### TASK PROMPT
Using the entries that follow, collect the lines where the word "JSON" appears.

### THE RECORDS
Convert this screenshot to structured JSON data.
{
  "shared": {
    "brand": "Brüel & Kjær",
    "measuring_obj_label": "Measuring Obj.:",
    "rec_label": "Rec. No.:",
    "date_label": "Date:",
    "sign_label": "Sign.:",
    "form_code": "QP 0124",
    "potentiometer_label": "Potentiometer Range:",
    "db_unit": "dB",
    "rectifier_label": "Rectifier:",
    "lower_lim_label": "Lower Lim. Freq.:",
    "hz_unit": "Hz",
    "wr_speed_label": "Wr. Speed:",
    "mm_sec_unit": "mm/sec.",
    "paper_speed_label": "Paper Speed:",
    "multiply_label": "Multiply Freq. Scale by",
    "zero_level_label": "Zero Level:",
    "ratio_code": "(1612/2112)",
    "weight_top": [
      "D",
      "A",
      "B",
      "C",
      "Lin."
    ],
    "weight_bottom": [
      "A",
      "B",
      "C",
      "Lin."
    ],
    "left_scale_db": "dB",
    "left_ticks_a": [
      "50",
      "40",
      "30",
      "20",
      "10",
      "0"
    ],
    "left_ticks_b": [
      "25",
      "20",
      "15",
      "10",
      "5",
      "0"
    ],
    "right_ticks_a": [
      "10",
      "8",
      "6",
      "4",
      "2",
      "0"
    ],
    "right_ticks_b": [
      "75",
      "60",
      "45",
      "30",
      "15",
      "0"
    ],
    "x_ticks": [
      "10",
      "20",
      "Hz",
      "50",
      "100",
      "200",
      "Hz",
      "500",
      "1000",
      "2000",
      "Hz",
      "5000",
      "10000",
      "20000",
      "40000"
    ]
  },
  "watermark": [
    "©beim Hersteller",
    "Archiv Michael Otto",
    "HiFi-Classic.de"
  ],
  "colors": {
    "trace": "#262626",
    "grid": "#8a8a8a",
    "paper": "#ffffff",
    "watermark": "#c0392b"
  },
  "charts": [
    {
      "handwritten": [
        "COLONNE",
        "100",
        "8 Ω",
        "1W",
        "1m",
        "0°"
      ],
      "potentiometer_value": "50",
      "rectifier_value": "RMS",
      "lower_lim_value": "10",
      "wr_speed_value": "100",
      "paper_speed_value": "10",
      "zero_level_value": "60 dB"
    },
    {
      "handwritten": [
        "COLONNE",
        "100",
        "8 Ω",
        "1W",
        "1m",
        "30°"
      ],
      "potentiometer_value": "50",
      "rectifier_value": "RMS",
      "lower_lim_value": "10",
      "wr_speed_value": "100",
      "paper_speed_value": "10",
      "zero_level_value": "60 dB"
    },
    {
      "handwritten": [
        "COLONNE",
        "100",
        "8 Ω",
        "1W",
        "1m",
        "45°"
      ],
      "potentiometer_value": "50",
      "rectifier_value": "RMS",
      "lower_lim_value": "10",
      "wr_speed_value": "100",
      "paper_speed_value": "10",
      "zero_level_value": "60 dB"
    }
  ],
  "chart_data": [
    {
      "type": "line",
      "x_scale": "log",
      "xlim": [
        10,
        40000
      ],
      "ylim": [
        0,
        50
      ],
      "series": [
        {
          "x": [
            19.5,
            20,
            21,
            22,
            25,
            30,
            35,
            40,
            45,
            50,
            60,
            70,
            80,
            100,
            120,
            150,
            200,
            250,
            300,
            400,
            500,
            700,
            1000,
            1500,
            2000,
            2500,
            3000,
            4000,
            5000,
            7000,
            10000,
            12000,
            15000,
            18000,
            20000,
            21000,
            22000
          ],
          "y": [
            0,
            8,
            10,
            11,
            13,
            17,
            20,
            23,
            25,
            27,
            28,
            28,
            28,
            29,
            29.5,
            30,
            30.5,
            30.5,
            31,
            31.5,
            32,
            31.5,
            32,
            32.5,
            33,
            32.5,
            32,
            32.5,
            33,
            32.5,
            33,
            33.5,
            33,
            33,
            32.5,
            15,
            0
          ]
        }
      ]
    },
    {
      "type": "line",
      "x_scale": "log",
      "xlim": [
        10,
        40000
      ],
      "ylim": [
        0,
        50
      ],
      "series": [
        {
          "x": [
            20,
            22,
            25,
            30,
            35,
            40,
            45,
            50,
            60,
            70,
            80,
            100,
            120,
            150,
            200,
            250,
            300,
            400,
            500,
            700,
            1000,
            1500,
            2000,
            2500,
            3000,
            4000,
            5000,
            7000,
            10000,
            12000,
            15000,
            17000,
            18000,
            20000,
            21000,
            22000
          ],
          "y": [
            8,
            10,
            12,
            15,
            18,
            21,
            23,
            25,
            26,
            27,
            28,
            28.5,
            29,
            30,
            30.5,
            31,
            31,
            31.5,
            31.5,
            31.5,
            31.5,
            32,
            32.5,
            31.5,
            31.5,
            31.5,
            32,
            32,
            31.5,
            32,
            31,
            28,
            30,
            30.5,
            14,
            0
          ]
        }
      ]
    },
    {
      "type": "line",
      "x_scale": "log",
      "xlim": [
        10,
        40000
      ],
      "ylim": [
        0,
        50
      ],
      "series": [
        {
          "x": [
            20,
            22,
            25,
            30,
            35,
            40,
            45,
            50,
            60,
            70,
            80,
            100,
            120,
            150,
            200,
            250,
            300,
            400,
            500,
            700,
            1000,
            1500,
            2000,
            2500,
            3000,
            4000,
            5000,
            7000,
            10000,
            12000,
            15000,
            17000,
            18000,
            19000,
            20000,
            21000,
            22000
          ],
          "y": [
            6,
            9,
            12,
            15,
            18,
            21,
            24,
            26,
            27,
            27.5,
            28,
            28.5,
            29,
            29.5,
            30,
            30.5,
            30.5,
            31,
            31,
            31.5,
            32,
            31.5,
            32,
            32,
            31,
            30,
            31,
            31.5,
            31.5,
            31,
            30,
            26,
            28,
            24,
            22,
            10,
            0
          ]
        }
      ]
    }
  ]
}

==

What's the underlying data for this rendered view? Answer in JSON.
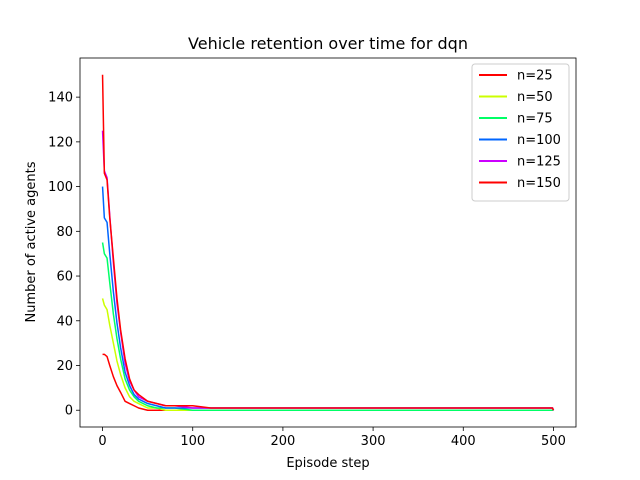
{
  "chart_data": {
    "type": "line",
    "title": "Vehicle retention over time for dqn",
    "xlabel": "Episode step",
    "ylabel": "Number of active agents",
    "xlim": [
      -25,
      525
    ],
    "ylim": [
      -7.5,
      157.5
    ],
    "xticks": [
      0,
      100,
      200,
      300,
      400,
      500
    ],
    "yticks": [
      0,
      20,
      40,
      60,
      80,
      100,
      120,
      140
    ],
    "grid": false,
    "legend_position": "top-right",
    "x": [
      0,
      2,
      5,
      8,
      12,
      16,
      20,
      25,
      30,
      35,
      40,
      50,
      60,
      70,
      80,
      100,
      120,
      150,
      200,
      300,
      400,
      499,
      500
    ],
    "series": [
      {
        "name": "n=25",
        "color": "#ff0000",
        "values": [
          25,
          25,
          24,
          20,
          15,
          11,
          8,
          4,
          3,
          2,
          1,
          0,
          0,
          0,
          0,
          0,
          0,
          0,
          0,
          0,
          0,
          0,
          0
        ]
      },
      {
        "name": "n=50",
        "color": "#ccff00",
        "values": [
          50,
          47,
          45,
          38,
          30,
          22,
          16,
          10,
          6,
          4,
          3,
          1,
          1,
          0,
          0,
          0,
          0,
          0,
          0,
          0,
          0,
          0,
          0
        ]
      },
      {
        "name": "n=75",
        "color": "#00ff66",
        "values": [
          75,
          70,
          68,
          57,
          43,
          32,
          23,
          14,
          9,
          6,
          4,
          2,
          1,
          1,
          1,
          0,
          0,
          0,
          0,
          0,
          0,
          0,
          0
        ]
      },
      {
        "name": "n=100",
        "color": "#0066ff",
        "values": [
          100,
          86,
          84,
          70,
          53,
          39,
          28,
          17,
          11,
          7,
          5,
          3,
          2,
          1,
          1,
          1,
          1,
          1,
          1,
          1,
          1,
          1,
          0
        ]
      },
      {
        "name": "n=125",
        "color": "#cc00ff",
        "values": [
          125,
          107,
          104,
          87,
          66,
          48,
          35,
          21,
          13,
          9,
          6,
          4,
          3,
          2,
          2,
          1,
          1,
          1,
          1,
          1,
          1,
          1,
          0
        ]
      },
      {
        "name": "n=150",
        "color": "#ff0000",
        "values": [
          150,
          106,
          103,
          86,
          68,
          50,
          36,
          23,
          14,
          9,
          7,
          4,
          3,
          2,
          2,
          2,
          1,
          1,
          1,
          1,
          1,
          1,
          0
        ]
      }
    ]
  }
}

### RESULT OF THE TASK
Convert this screenshot to structured JSON data.
What's the underlying data for this rendered view? Answer in JSON.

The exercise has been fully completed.